Repeat verbatim the lines of the data below, beginning with the line containing "Output the text content of this document." and continuing to the end.

─── Supplied records ───

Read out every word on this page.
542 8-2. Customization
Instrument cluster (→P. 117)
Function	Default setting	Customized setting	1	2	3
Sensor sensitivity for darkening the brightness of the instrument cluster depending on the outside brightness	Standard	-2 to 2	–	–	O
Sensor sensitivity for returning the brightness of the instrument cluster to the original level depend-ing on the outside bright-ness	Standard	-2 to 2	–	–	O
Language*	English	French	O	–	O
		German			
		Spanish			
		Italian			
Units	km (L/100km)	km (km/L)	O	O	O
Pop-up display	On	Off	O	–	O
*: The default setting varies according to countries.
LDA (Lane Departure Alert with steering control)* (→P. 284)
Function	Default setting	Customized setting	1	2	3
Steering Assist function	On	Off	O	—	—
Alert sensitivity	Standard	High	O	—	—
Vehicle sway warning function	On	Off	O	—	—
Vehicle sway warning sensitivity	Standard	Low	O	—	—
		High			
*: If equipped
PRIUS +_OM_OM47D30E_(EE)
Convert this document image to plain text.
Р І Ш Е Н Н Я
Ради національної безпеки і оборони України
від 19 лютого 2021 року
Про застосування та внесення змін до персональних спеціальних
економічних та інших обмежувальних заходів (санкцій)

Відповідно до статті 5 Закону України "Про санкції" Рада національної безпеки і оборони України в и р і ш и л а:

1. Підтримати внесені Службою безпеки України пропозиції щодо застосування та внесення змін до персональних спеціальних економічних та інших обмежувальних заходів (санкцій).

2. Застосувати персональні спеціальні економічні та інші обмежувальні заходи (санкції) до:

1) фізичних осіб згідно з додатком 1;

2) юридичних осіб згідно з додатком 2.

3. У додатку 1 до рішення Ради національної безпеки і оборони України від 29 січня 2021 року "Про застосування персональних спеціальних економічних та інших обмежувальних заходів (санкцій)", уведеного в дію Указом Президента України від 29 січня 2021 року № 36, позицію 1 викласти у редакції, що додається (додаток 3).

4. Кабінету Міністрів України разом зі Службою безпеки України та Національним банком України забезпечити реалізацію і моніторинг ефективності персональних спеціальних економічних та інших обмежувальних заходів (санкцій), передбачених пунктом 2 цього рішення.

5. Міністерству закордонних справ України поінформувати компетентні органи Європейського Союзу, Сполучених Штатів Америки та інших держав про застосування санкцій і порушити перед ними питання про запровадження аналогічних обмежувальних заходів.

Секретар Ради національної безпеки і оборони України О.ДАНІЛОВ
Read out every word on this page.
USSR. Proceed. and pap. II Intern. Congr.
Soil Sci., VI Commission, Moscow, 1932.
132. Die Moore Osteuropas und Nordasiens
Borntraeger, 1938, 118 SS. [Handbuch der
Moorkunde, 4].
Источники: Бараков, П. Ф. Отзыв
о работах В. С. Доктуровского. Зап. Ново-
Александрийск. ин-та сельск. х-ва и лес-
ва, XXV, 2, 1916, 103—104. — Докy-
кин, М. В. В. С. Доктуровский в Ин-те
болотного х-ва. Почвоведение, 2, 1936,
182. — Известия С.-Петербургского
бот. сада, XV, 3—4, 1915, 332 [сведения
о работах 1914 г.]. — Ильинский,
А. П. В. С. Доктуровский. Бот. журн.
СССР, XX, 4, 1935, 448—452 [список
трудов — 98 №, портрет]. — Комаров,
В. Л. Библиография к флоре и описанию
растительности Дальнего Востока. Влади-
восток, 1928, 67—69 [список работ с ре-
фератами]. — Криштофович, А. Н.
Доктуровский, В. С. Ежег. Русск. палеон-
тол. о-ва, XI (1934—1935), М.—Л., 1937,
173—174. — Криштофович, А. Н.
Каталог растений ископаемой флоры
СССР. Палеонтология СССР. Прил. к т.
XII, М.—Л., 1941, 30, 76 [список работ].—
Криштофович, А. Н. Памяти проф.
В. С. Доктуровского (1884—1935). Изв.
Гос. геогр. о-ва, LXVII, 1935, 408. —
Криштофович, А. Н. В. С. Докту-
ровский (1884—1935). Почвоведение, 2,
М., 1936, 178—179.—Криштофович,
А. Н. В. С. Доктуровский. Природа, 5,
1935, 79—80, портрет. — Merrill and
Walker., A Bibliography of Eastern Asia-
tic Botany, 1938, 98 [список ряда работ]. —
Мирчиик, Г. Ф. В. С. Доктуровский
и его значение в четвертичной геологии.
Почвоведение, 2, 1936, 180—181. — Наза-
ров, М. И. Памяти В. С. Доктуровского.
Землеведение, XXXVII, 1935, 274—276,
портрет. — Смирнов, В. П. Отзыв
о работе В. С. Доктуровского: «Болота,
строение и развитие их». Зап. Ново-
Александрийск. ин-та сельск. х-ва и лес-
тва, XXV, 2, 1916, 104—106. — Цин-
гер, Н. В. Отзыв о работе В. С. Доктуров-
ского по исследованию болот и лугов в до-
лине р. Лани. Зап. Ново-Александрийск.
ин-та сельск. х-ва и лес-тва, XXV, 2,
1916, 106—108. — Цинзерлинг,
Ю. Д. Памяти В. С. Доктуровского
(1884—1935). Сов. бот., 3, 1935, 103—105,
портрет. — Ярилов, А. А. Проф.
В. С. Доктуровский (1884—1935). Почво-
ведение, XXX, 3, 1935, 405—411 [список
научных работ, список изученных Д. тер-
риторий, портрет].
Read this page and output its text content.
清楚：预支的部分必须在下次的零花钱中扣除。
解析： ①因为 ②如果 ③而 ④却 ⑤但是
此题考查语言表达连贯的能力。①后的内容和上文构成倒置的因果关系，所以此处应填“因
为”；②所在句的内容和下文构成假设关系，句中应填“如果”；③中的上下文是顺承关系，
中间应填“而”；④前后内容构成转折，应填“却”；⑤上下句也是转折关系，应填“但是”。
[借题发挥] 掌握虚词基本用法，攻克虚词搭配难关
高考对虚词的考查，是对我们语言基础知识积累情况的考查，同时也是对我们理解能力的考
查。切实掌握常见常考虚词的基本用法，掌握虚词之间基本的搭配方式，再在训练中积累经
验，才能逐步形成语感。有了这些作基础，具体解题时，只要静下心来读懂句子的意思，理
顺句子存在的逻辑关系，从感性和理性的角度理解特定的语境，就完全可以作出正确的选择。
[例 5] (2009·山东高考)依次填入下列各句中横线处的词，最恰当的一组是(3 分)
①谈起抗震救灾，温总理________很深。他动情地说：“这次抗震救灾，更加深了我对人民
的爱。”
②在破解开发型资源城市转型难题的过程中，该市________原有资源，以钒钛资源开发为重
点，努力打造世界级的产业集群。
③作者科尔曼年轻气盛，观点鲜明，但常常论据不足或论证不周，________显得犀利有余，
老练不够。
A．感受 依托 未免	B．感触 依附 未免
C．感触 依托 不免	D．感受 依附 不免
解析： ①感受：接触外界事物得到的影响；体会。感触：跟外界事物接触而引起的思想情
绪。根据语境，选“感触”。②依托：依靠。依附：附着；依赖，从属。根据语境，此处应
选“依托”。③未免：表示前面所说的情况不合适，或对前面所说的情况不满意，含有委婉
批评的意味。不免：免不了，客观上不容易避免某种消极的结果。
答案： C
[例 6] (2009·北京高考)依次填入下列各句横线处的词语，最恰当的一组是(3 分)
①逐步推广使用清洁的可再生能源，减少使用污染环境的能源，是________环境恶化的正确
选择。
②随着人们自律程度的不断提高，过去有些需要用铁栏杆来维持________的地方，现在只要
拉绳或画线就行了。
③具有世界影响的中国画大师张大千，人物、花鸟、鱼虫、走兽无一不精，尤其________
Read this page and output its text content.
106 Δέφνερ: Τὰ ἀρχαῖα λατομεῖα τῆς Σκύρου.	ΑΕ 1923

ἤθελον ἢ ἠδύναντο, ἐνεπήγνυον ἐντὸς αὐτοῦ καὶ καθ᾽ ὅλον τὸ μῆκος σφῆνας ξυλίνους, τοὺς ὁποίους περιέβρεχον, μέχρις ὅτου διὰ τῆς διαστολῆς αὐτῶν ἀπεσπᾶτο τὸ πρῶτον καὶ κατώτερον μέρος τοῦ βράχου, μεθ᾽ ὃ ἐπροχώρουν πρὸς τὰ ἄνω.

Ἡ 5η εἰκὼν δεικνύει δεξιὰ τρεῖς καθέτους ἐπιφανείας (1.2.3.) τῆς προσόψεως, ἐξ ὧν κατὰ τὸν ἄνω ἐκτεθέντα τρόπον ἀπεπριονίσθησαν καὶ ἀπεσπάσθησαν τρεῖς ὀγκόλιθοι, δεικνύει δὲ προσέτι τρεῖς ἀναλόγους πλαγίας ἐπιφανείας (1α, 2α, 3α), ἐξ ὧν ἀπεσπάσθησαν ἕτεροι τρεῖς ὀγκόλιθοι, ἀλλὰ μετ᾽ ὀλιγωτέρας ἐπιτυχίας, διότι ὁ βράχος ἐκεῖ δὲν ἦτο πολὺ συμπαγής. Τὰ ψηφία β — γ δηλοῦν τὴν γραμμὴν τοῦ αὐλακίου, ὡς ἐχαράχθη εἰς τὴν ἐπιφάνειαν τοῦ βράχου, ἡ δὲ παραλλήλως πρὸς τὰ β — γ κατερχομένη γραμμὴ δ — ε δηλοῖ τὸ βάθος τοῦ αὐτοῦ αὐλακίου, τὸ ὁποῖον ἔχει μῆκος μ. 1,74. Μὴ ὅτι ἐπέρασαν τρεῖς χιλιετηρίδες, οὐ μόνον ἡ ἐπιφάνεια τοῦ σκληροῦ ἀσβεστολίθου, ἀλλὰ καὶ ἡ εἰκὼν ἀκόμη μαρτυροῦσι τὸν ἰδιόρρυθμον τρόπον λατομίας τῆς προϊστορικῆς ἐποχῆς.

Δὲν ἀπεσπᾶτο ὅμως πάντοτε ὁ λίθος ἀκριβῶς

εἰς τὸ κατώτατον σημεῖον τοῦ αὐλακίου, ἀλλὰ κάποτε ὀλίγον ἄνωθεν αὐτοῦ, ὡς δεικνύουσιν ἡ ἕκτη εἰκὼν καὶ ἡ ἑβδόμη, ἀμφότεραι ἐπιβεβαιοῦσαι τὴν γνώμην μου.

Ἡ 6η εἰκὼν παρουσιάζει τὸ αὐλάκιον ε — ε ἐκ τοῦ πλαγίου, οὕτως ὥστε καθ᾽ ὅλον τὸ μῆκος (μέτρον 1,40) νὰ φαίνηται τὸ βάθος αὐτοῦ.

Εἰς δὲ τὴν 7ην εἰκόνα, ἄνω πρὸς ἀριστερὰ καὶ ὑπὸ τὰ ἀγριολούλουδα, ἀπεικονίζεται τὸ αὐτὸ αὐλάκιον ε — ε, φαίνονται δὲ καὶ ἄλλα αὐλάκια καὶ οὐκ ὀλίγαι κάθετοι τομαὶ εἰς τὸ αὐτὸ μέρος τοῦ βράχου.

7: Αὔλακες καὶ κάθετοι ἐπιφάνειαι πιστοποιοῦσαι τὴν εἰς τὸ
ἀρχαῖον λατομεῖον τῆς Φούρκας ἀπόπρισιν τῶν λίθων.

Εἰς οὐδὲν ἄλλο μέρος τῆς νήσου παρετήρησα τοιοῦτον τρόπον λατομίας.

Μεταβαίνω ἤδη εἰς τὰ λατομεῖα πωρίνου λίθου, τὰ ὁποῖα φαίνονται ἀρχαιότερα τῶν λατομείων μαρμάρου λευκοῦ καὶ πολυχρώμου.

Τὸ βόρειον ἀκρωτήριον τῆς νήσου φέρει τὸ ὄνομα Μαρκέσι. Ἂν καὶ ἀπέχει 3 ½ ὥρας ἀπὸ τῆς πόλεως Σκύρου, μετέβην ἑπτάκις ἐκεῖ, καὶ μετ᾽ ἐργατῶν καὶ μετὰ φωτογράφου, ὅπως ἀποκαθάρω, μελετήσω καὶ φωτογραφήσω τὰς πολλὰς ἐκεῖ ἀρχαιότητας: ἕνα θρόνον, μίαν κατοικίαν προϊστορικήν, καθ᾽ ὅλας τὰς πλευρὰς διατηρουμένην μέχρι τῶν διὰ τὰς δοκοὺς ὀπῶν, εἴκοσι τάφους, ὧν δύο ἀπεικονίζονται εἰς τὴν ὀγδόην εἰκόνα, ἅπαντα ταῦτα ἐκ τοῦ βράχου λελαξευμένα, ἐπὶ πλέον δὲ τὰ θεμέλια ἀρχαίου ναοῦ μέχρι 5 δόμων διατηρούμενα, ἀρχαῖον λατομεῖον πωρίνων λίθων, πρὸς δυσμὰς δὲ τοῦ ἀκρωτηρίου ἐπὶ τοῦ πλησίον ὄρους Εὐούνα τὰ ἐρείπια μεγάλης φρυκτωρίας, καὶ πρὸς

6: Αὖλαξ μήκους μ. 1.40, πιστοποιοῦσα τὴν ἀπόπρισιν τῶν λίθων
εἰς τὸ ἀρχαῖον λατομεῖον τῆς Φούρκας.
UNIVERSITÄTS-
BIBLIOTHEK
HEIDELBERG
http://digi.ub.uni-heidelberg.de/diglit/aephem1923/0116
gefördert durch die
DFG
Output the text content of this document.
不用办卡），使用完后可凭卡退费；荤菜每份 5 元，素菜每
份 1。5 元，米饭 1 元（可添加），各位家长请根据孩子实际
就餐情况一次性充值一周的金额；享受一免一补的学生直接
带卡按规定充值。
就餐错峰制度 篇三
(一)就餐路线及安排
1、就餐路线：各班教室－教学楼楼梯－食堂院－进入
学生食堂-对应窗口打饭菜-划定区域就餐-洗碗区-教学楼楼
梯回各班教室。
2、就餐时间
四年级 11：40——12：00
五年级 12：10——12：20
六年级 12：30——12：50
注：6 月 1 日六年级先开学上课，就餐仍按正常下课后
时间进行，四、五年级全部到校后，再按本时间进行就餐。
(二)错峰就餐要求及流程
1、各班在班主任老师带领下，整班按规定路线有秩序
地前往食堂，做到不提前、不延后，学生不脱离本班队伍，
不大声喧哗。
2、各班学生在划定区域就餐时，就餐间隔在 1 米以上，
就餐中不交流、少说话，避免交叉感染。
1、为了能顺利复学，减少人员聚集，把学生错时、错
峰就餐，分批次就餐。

───

■ Task output ■
Output the text content of this document.
不用办卡），使用完后可凭卡退费；荤菜每份 5 元，素菜每
份 1。5 元，米饭 1 元（可添加），各位家长请根据孩子实际
就餐情况一次性充值一周的金额；享受一免一补的学生直接
带卡按规定充值。
就餐错峰制度 篇三
(一)就餐路线及安排
1、就餐路线：各班教室－教学楼楼梯－食堂院－进入
学生食堂-对应窗口打饭菜-划定区域就餐-洗碗区-教学楼楼
梯回各班教室。
2、就餐时间
四年级 11：40——12：00
五年级 12：10——12：20
六年级 12：30——12：50
注：6 月 1 日六年级先开学上课，就餐仍按正常下课后
时间进行，四、五年级全部到校后，再按本时间进行就餐。
(二)错峰就餐要求及流程
1、各班在班主任老师带领下，整班按规定路线有秩序
地前往食堂，做到不提前、不延后，学生不脱离本班队伍，
不大声喧哗。
2、各班学生在划定区域就餐时，就餐间隔在 1 米以上，
就餐中不交流、少说话，避免交叉感染。
1、为了能顺利复学，减少人员聚集，把学生错时、错
峰就餐，分批次就餐。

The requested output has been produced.